*** Records provided ***
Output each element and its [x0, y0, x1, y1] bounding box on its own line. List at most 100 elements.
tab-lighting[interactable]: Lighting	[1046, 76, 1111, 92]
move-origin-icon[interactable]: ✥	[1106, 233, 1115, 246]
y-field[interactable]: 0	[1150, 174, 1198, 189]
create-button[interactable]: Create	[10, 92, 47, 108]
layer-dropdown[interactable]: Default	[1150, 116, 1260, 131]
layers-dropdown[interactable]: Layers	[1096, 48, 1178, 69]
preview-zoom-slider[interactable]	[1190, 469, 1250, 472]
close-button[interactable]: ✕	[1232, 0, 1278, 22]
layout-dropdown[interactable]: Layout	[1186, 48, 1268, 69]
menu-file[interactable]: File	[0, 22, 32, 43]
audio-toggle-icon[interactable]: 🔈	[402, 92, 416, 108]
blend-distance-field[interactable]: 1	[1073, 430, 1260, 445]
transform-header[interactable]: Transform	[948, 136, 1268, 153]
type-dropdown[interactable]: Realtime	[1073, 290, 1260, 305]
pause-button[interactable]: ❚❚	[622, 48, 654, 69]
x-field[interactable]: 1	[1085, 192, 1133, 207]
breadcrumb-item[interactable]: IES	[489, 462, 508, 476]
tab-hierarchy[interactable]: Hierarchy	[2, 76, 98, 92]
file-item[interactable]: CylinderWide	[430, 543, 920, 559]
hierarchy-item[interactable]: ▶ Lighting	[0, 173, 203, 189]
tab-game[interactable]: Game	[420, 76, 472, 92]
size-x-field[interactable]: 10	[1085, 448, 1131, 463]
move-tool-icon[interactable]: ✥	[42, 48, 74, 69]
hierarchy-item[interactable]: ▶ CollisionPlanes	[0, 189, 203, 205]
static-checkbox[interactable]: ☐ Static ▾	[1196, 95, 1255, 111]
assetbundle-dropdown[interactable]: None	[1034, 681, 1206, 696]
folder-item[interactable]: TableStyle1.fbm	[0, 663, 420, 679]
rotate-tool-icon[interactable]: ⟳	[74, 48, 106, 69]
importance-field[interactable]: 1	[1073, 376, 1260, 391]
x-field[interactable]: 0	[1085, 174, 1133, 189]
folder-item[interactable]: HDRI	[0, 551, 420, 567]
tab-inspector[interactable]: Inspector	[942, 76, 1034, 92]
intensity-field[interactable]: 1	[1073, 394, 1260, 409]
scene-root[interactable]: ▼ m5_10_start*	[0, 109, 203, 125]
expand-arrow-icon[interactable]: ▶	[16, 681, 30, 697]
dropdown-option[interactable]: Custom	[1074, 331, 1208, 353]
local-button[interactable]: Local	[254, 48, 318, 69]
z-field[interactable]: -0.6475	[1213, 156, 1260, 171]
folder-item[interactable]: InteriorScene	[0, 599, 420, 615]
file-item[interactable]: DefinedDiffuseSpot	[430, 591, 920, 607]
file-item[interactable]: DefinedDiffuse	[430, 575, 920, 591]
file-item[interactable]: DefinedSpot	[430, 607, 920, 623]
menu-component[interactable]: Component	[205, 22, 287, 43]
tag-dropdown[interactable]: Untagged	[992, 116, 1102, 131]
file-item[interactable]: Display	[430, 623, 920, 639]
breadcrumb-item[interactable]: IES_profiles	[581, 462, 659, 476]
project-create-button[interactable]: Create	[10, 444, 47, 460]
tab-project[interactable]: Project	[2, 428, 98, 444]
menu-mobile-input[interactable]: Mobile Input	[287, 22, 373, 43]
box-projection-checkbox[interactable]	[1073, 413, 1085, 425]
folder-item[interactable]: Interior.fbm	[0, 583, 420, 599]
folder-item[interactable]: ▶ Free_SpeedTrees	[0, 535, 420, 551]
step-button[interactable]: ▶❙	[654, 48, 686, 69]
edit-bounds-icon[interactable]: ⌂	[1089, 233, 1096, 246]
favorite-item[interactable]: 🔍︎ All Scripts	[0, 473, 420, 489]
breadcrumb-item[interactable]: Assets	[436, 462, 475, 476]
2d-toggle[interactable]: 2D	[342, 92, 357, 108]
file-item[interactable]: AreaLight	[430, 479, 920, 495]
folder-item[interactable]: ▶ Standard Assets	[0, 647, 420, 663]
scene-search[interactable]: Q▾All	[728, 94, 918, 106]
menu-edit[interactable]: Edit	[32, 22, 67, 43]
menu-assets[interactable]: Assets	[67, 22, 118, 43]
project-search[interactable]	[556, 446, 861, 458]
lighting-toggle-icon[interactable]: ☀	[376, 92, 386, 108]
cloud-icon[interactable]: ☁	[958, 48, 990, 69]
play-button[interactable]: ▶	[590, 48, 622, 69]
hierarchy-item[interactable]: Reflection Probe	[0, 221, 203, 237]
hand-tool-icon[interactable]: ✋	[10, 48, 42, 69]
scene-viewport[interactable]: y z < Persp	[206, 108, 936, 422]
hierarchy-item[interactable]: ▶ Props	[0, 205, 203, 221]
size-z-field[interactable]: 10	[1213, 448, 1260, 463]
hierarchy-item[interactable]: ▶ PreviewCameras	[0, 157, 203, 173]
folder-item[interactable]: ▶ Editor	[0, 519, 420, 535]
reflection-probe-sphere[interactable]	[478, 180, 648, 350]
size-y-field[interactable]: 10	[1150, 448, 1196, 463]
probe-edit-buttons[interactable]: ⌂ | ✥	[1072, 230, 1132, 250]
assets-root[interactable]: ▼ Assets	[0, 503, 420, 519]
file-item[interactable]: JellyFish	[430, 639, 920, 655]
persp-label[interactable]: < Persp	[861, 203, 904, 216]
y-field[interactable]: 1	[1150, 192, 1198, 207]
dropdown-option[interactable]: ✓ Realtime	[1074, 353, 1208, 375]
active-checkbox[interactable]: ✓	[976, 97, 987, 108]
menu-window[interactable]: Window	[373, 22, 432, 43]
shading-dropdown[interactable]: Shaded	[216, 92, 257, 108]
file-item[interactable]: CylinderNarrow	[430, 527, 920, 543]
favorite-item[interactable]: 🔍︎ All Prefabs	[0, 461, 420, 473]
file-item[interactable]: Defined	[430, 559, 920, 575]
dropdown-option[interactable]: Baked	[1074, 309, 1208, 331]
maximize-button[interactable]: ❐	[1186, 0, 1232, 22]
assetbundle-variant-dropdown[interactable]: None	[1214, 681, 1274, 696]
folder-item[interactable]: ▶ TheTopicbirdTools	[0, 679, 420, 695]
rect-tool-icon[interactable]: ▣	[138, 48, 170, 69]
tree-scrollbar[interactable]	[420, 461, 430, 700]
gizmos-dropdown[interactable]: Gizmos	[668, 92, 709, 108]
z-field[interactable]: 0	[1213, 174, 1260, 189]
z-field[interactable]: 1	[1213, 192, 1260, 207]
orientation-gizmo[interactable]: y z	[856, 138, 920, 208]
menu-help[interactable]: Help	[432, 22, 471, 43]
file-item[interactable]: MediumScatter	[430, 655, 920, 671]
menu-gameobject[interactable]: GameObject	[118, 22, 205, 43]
***
Aim of the task: Rewrite the data above with every "folder-item" changed to "directory-item", keeping everything else the same.

The completed task:
Output each element and its [x0, y0, x1, y1] bounding box on its own line. List at most 100 elements.
tab-lighting[interactable]: Lighting	[1046, 76, 1111, 92]
move-origin-icon[interactable]: ✥	[1106, 233, 1115, 246]
y-field[interactable]: 0	[1150, 174, 1198, 189]
create-button[interactable]: Create	[10, 92, 47, 108]
layer-dropdown[interactable]: Default	[1150, 116, 1260, 131]
layers-dropdown[interactable]: Layers	[1096, 48, 1178, 69]
preview-zoom-slider[interactable]	[1190, 469, 1250, 472]
close-button[interactable]: ✕	[1232, 0, 1278, 22]
layout-dropdown[interactable]: Layout	[1186, 48, 1268, 69]
menu-file[interactable]: File	[0, 22, 32, 43]
audio-toggle-icon[interactable]: 🔈	[402, 92, 416, 108]
blend-distance-field[interactable]: 1	[1073, 430, 1260, 445]
transform-header[interactable]: Transform	[948, 136, 1268, 153]
type-dropdown[interactable]: Realtime	[1073, 290, 1260, 305]
pause-button[interactable]: ❚❚	[622, 48, 654, 69]
x-field[interactable]: 1	[1085, 192, 1133, 207]
breadcrumb-item[interactable]: IES	[489, 462, 508, 476]
tab-hierarchy[interactable]: Hierarchy	[2, 76, 98, 92]
file-item[interactable]: CylinderWide	[430, 543, 920, 559]
hierarchy-item[interactable]: ▶ Lighting	[0, 173, 203, 189]
tab-game[interactable]: Game	[420, 76, 472, 92]
size-x-field[interactable]: 10	[1085, 448, 1131, 463]
move-tool-icon[interactable]: ✥	[42, 48, 74, 69]
hierarchy-item[interactable]: ▶ CollisionPlanes	[0, 189, 203, 205]
static-checkbox[interactable]: ☐ Static ▾	[1196, 95, 1255, 111]
assetbundle-dropdown[interactable]: None	[1034, 681, 1206, 696]
directory-item[interactable]: TableStyle1.fbm	[0, 663, 420, 679]
rotate-tool-icon[interactable]: ⟳	[74, 48, 106, 69]
importance-field[interactable]: 1	[1073, 376, 1260, 391]
x-field[interactable]: 0	[1085, 174, 1133, 189]
directory-item[interactable]: HDRI	[0, 551, 420, 567]
tab-inspector[interactable]: Inspector	[942, 76, 1034, 92]
intensity-field[interactable]: 1	[1073, 394, 1260, 409]
scene-root[interactable]: ▼ m5_10_start*	[0, 109, 203, 125]
expand-arrow-icon[interactable]: ▶	[16, 681, 30, 697]
dropdown-option[interactable]: Custom	[1074, 331, 1208, 353]
local-button[interactable]: Local	[254, 48, 318, 69]
z-field[interactable]: -0.6475	[1213, 156, 1260, 171]
directory-item[interactable]: InteriorScene	[0, 599, 420, 615]
file-item[interactable]: DefinedDiffuseSpot	[430, 591, 920, 607]
file-item[interactable]: DefinedDiffuse	[430, 575, 920, 591]
file-item[interactable]: DefinedSpot	[430, 607, 920, 623]
menu-component[interactable]: Component	[205, 22, 287, 43]
tag-dropdown[interactable]: Untagged	[992, 116, 1102, 131]
file-item[interactable]: Display	[430, 623, 920, 639]
breadcrumb-item[interactable]: IES_profiles	[581, 462, 659, 476]
project-create-button[interactable]: Create	[10, 444, 47, 460]
tab-project[interactable]: Project	[2, 428, 98, 444]
menu-mobile-input[interactable]: Mobile Input	[287, 22, 373, 43]
box-projection-checkbox[interactable]	[1073, 413, 1085, 425]
directory-item[interactable]: Interior.fbm	[0, 583, 420, 599]
directory-item[interactable]: ▶ Free_SpeedTrees	[0, 535, 420, 551]
step-button[interactable]: ▶❙	[654, 48, 686, 69]
edit-bounds-icon[interactable]: ⌂	[1089, 233, 1096, 246]
favorite-item[interactable]: 🔍︎ All Scripts	[0, 473, 420, 489]
breadcrumb-item[interactable]: Assets	[436, 462, 475, 476]
2d-toggle[interactable]: 2D	[342, 92, 357, 108]
file-item[interactable]: AreaLight	[430, 479, 920, 495]
directory-item[interactable]: ▶ Standard Assets	[0, 647, 420, 663]
scene-search[interactable]: Q▾All	[728, 94, 918, 106]
menu-edit[interactable]: Edit	[32, 22, 67, 43]
menu-assets[interactable]: Assets	[67, 22, 118, 43]
project-search[interactable]	[556, 446, 861, 458]
lighting-toggle-icon[interactable]: ☀	[376, 92, 386, 108]
cloud-icon[interactable]: ☁	[958, 48, 990, 69]
play-button[interactable]: ▶	[590, 48, 622, 69]
hierarchy-item[interactable]: Reflection Probe	[0, 221, 203, 237]
hand-tool-icon[interactable]: ✋	[10, 48, 42, 69]
scene-viewport[interactable]: y z < Persp	[206, 108, 936, 422]
hierarchy-item[interactable]: ▶ Props	[0, 205, 203, 221]
size-z-field[interactable]: 10	[1213, 448, 1260, 463]
hierarchy-item[interactable]: ▶ PreviewCameras	[0, 157, 203, 173]
directory-item[interactable]: ▶ Editor	[0, 519, 420, 535]
reflection-probe-sphere[interactable]	[478, 180, 648, 350]
size-y-field[interactable]: 10	[1150, 448, 1196, 463]
probe-edit-buttons[interactable]: ⌂ | ✥	[1072, 230, 1132, 250]
assets-root[interactable]: ▼ Assets	[0, 503, 420, 519]
file-item[interactable]: JellyFish	[430, 639, 920, 655]
persp-label[interactable]: < Persp	[861, 203, 904, 216]
y-field[interactable]: 1	[1150, 192, 1198, 207]
dropdown-option[interactable]: ✓ Realtime	[1074, 353, 1208, 375]
active-checkbox[interactable]: ✓	[976, 97, 987, 108]
menu-window[interactable]: Window	[373, 22, 432, 43]
shading-dropdown[interactable]: Shaded	[216, 92, 257, 108]
file-item[interactable]: CylinderNarrow	[430, 527, 920, 543]
favorite-item[interactable]: 🔍︎ All Prefabs	[0, 461, 420, 473]
file-item[interactable]: Defined	[430, 559, 920, 575]
dropdown-option[interactable]: Baked	[1074, 309, 1208, 331]
maximize-button[interactable]: ❐	[1186, 0, 1232, 22]
assetbundle-variant-dropdown[interactable]: None	[1214, 681, 1274, 696]
directory-item[interactable]: ▶ TheTopicbirdTools	[0, 679, 420, 695]
rect-tool-icon[interactable]: ▣	[138, 48, 170, 69]
tree-scrollbar[interactable]	[420, 461, 430, 700]
gizmos-dropdown[interactable]: Gizmos	[668, 92, 709, 108]
z-field[interactable]: 0	[1213, 174, 1260, 189]
z-field[interactable]: 1	[1213, 192, 1260, 207]
orientation-gizmo[interactable]: y z	[856, 138, 920, 208]
menu-help[interactable]: Help	[432, 22, 471, 43]
file-item[interactable]: MediumScatter	[430, 655, 920, 671]
menu-gameobject[interactable]: GameObject	[118, 22, 205, 43]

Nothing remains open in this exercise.